## Given instruction
Examine the records and identify each line that includes the string "NaOH". Copy those lines.

Stored entries:
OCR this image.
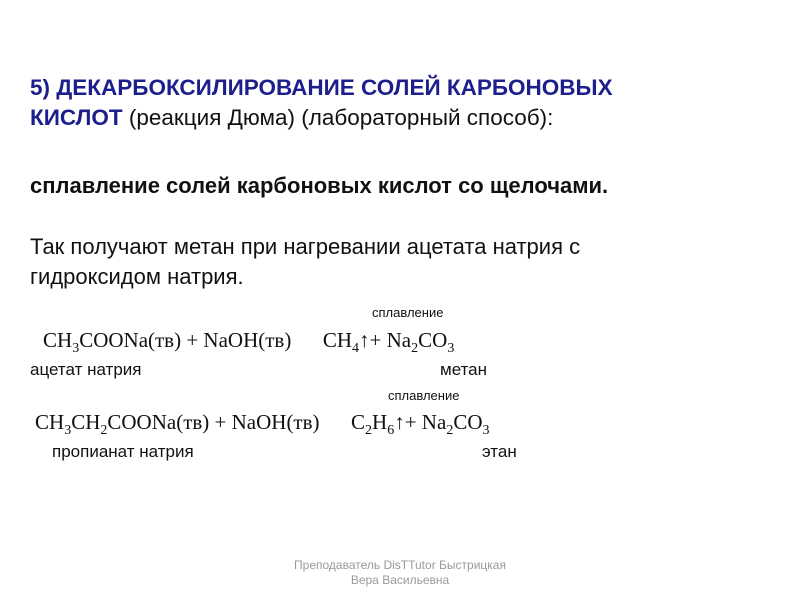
5) ДЕКАРБОКСИЛИРОВАНИЕ СОЛЕЙ КАРБОНОВЫХ
КИСЛОТ (реакция Дюма) (лабораторный способ):
сплавление солей карбоновых кислот со щелочами.
Так получают метан при нагревании ацетата натрия с
гидроксидом натрия.
сплавление
$CH_3COONa(тв)$ + NaOH(тв) $CH_4↑+ Na_2CO_3$
ацетат натрия	метан
сплавление
$CH_3CH_2COONa(тв)$ + NaOH(тв) $C_2H_6↑+ Na_2CO_3$
пропианат натрия	этан
Преподаватель DisTTutor Быстрицкая
Вера Васильевна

## Response
$CH_3COONa(тв)$ + NaOH(тв) $CH_4↑+ Na_2CO_3$
$CH_3CH_2COONa(тв)$ + NaOH(тв) $C_2H_6↑+ Na_2CO_3$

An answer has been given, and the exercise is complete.